**** EXTRACTED DATA ****
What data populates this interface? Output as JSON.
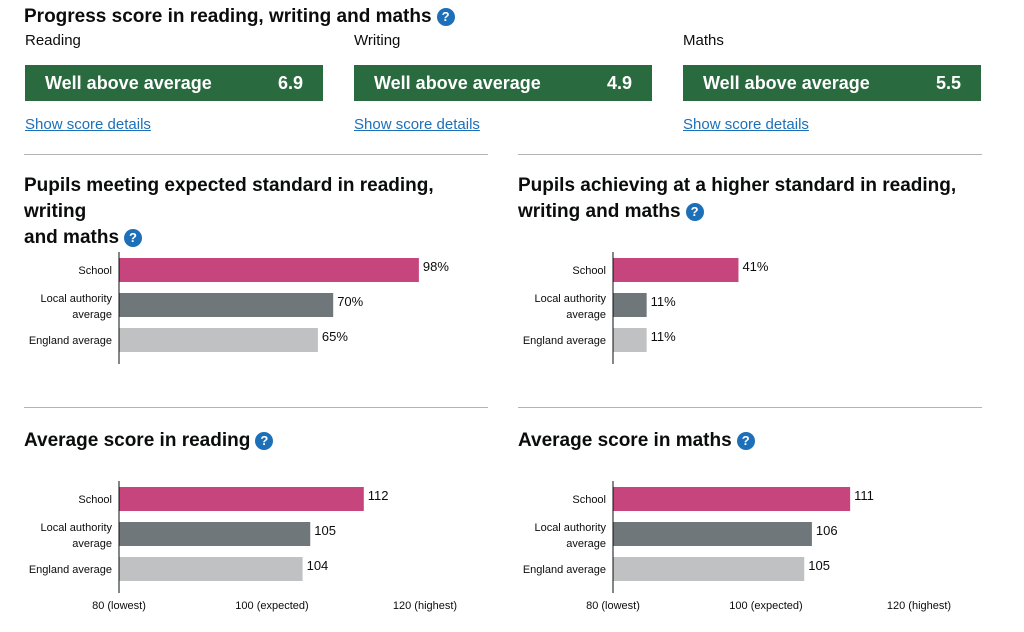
{
  "progress": {
    "title": "Progress score in reading, writing and maths",
    "help_icon": "question-mark-icon",
    "cards": [
      {
        "subject": "Reading",
        "band": "Well above average",
        "score": "6.9",
        "link": "Show score details"
      },
      {
        "subject": "Writing",
        "band": "Well above average",
        "score": "4.9",
        "link": "Show score details"
      },
      {
        "subject": "Maths",
        "band": "Well above average",
        "score": "5.5",
        "link": "Show score details"
      }
    ],
    "band_color": "#2a6a3f"
  },
  "sections": {
    "expected": {
      "title_line1": "Pupils meeting expected standard in reading, writing",
      "title_line2": "and maths"
    },
    "higher": {
      "title_line1": "Pupils achieving at a higher standard in reading,",
      "title_line2": "writing and maths"
    },
    "reading": {
      "title": "Average score in reading"
    },
    "maths": {
      "title": "Average score in maths"
    }
  },
  "colors": {
    "school": "#c6457c",
    "local_authority": "#6f777b",
    "england": "#bfc1c3",
    "link": "#1d70b8"
  },
  "chart_data": [
    {
      "type": "bar",
      "title": "Pupils meeting expected standard in reading, writing and maths",
      "categories": [
        "School",
        "Local authority average",
        "England average"
      ],
      "values": [
        98,
        70,
        65
      ],
      "value_labels": [
        "98%",
        "70%",
        "65%"
      ],
      "xlim": [
        0,
        100
      ]
    },
    {
      "type": "bar",
      "title": "Pupils achieving at a higher standard in reading, writing and maths",
      "categories": [
        "School",
        "Local authority average",
        "England average"
      ],
      "values": [
        41,
        11,
        11
      ],
      "value_labels": [
        "41%",
        "11%",
        "11%"
      ],
      "xlim": [
        0,
        100
      ]
    },
    {
      "type": "bar",
      "title": "Average score in reading",
      "categories": [
        "School",
        "Local authority average",
        "England average"
      ],
      "values": [
        112,
        105,
        104
      ],
      "value_labels": [
        "112",
        "105",
        "104"
      ],
      "xlim": [
        80,
        120
      ],
      "ticks": [
        {
          "value": 80,
          "label": "80 (lowest)"
        },
        {
          "value": 100,
          "label": "100 (expected)"
        },
        {
          "value": 120,
          "label": "120 (highest)"
        }
      ]
    },
    {
      "type": "bar",
      "title": "Average score in maths",
      "categories": [
        "School",
        "Local authority average",
        "England average"
      ],
      "values": [
        111,
        106,
        105
      ],
      "value_labels": [
        "111",
        "106",
        "105"
      ],
      "xlim": [
        80,
        120
      ],
      "ticks": [
        {
          "value": 80,
          "label": "80 (lowest)"
        },
        {
          "value": 100,
          "label": "100 (expected)"
        },
        {
          "value": 120,
          "label": "120 (highest)"
        }
      ]
    }
  ]
}
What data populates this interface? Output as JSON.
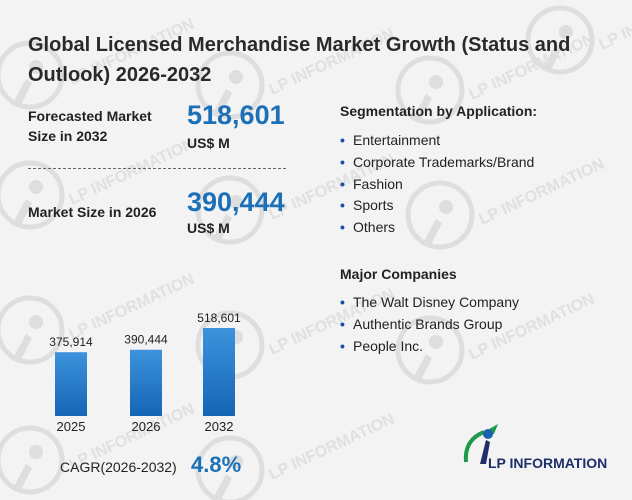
{
  "title": "Global Licensed Merchandise Market Growth (Status and Outlook) 2026-2032",
  "forecast": {
    "label": "Forecasted Market Size in 2032",
    "value": "518,601",
    "unit": "US$ M"
  },
  "current": {
    "label": "Market Size in 2026",
    "value": "390,444",
    "unit": "US$ M"
  },
  "segmentation": {
    "heading": "Segmentation by Application:",
    "items": [
      "Entertainment",
      "Corporate Trademarks/Brand",
      "Fashion",
      "Sports",
      "Others"
    ]
  },
  "companies": {
    "heading": "Major Companies",
    "items": [
      "The Walt Disney Company",
      "Authentic Brands Group",
      "People Inc."
    ]
  },
  "chart_data": {
    "type": "bar",
    "categories": [
      "2025",
      "2026",
      "2032"
    ],
    "values": [
      375914,
      390444,
      518601
    ],
    "value_labels": [
      "375,914",
      "390,444",
      "518,601"
    ],
    "bar_color": "#1c74c4"
  },
  "cagr": {
    "label": "CAGR(2026-2032)",
    "value": "4.8%"
  },
  "logo": {
    "text": "LP INFORMATION"
  },
  "colors": {
    "accent": "#1c70b8",
    "text": "#222222",
    "bullet": "#1c4fa0",
    "background": "#f3f3f3",
    "watermark": "#d9d9d9"
  }
}
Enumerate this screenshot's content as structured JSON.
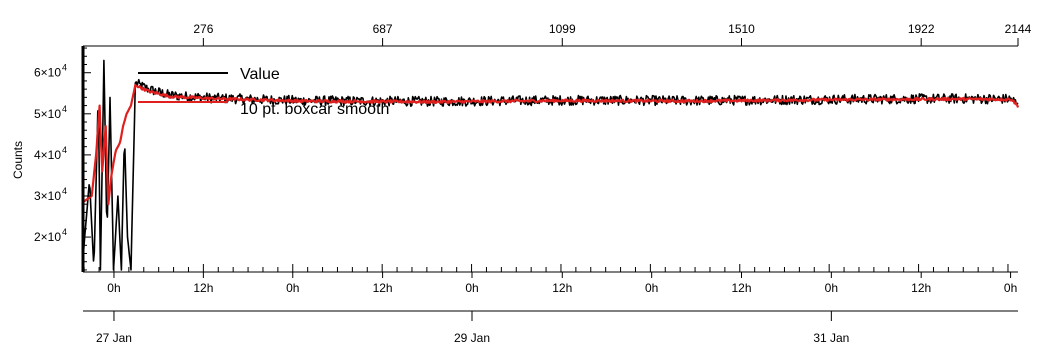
{
  "chart_data": {
    "type": "line",
    "title": "",
    "ylabel": "Counts",
    "xlabel": "",
    "ylim": [
      11500,
      66500
    ],
    "xlim_index": [
      0,
      2144
    ],
    "top_axis": {
      "ticks": [
        276,
        687,
        1099,
        1510,
        1922,
        2144
      ],
      "labels": [
        "276",
        "687",
        "1099",
        "1510",
        "1922",
        "2144"
      ]
    },
    "y_ticks": [
      {
        "value": 20000,
        "mantissa": "2×10",
        "exp": "4"
      },
      {
        "value": 30000,
        "mantissa": "3×10",
        "exp": "4"
      },
      {
        "value": 40000,
        "mantissa": "4×10",
        "exp": "4"
      },
      {
        "value": 50000,
        "mantissa": "5×10",
        "exp": "4"
      },
      {
        "value": 60000,
        "mantissa": "6×10",
        "exp": "4"
      }
    ],
    "time_axis": {
      "ticks": [
        {
          "index": 71,
          "label": "0h"
        },
        {
          "index": 276,
          "label": "12h"
        },
        {
          "index": 481,
          "label": "0h"
        },
        {
          "index": 687,
          "label": "12h"
        },
        {
          "index": 892,
          "label": "0h"
        },
        {
          "index": 1099,
          "label": "12h"
        },
        {
          "index": 1304,
          "label": "0h"
        },
        {
          "index": 1510,
          "label": "12h"
        },
        {
          "index": 1716,
          "label": "0h"
        },
        {
          "index": 1922,
          "label": "12h"
        },
        {
          "index": 2127,
          "label": "0h"
        }
      ]
    },
    "date_axis": {
      "ticks": [
        {
          "index": 71,
          "label": "27 Jan"
        },
        {
          "index": 892,
          "label": "29 Jan"
        },
        {
          "index": 1716,
          "label": "31 Jan"
        }
      ]
    },
    "legend": {
      "position": "top-left"
    },
    "series": [
      {
        "name": "Value",
        "color": "#000000",
        "points": [
          [
            0,
            15000
          ],
          [
            15,
            34000
          ],
          [
            25,
            12000
          ],
          [
            35,
            55000
          ],
          [
            40,
            12000
          ],
          [
            48,
            63000
          ],
          [
            55,
            20000
          ],
          [
            62,
            54000
          ],
          [
            70,
            12000
          ],
          [
            80,
            30000
          ],
          [
            88,
            12000
          ],
          [
            95,
            45000
          ],
          [
            102,
            20000
          ],
          [
            110,
            12000
          ],
          [
            120,
            57500
          ],
          [
            150,
            56000
          ],
          [
            200,
            54500
          ],
          [
            300,
            53800
          ],
          [
            500,
            53200
          ],
          [
            800,
            53000
          ],
          [
            1100,
            53300
          ],
          [
            1400,
            53200
          ],
          [
            1700,
            53500
          ],
          [
            2000,
            53700
          ],
          [
            2130,
            53600
          ],
          [
            2144,
            52000
          ]
        ],
        "noise": 1200
      },
      {
        "name": "10 pt. boxcar smooth",
        "color": "#e0201e",
        "points": [
          [
            0,
            28500
          ],
          [
            20,
            30000
          ],
          [
            30,
            40000
          ],
          [
            38,
            52000
          ],
          [
            44,
            36000
          ],
          [
            52,
            47000
          ],
          [
            58,
            28000
          ],
          [
            65,
            35000
          ],
          [
            75,
            41000
          ],
          [
            85,
            43000
          ],
          [
            92,
            47000
          ],
          [
            100,
            50000
          ],
          [
            110,
            52000
          ],
          [
            120,
            57000
          ],
          [
            150,
            55500
          ],
          [
            200,
            54200
          ],
          [
            300,
            53700
          ],
          [
            500,
            53100
          ],
          [
            800,
            52900
          ],
          [
            1100,
            53200
          ],
          [
            1400,
            53100
          ],
          [
            1700,
            53400
          ],
          [
            2000,
            53600
          ],
          [
            2130,
            53500
          ],
          [
            2144,
            51800
          ]
        ],
        "noise": 300
      }
    ]
  }
}
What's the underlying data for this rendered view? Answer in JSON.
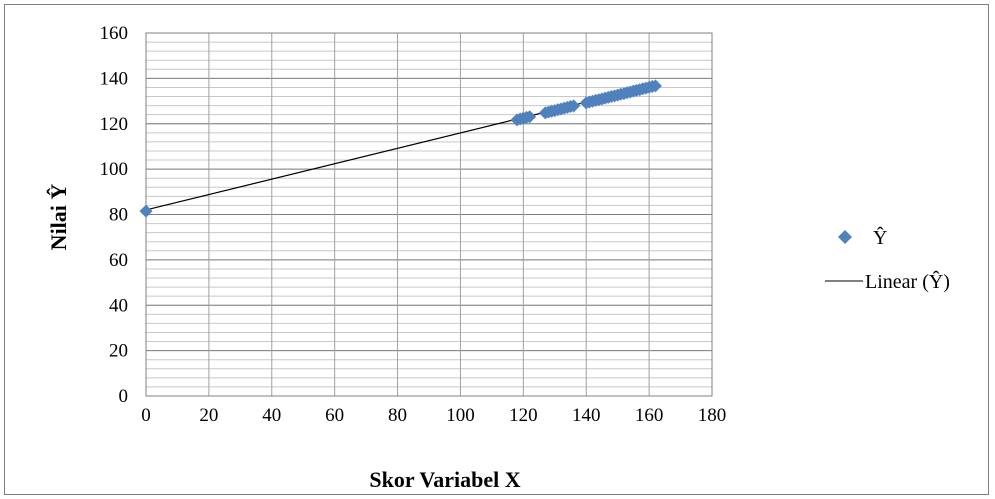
{
  "chart_data": {
    "type": "scatter",
    "title": "",
    "xlabel": "Skor Variabel X",
    "ylabel": "Nilai Ŷ",
    "xlim": [
      0,
      180
    ],
    "ylim": [
      0,
      160
    ],
    "x_ticks": [
      0,
      20,
      40,
      60,
      80,
      100,
      120,
      140,
      160,
      180
    ],
    "y_ticks": [
      0,
      20,
      40,
      60,
      80,
      100,
      120,
      140,
      160
    ],
    "grid": true,
    "legend_position": "right",
    "series": [
      {
        "name": "Ŷ",
        "marker": "diamond",
        "color": "#4f81bd",
        "x": [
          0,
          118,
          119,
          120,
          121,
          122,
          127,
          128,
          129,
          130,
          131,
          132,
          133,
          134,
          135,
          136,
          140,
          141,
          142,
          143,
          144,
          145,
          146,
          147,
          148,
          149,
          150,
          151,
          152,
          153,
          154,
          155,
          156,
          157,
          158,
          159,
          160,
          161,
          162
        ],
        "y": [
          81.5,
          121.7,
          122.1,
          122.4,
          122.8,
          123.1,
          124.8,
          125.2,
          125.5,
          125.8,
          126.2,
          126.5,
          126.9,
          127.2,
          127.6,
          127.9,
          129.2,
          129.6,
          129.9,
          130.3,
          130.6,
          130.9,
          131.3,
          131.6,
          132.0,
          132.3,
          132.6,
          133.0,
          133.3,
          133.7,
          134.0,
          134.4,
          134.7,
          135.0,
          135.4,
          135.7,
          136.1,
          136.4,
          136.7
        ]
      },
      {
        "name": "Linear (Ŷ)",
        "type": "line",
        "color": "#000000",
        "x": [
          0,
          162
        ],
        "y": [
          82,
          137
        ]
      }
    ]
  }
}
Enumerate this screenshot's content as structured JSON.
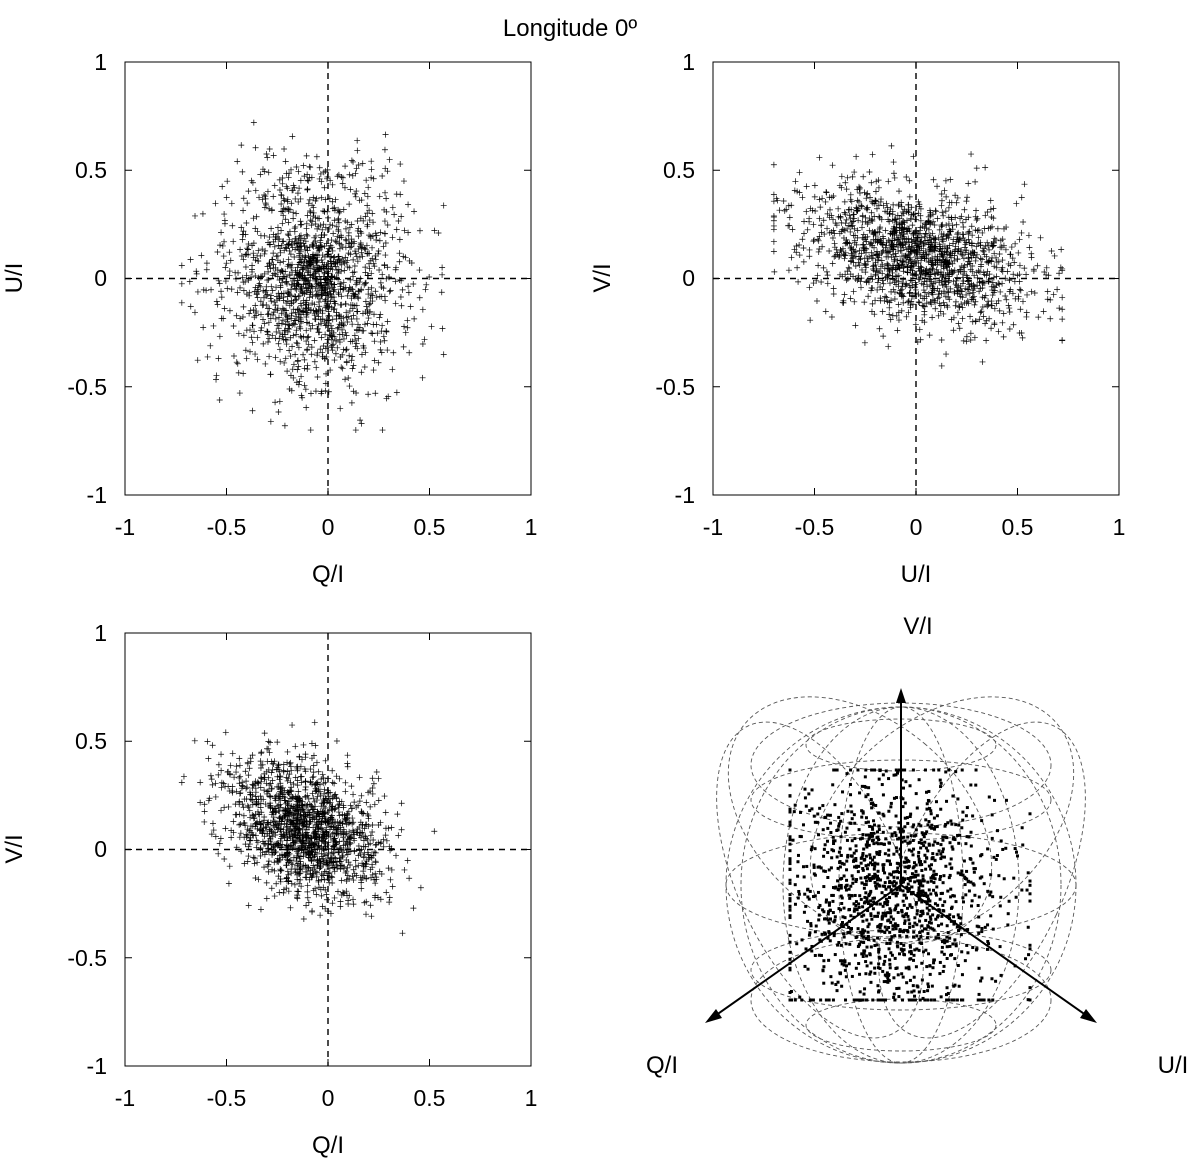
****
> [WHAT IS ASKED]: Choose all lines containing the string "higher" and copy them out.

> [COMPLETE OUTPUT]:
    "higher": {
      "title_line1": "Pupils achieving at a higher standard in reading,",
      "title": "Pupils achieving at a higher standard in reading, writing and maths",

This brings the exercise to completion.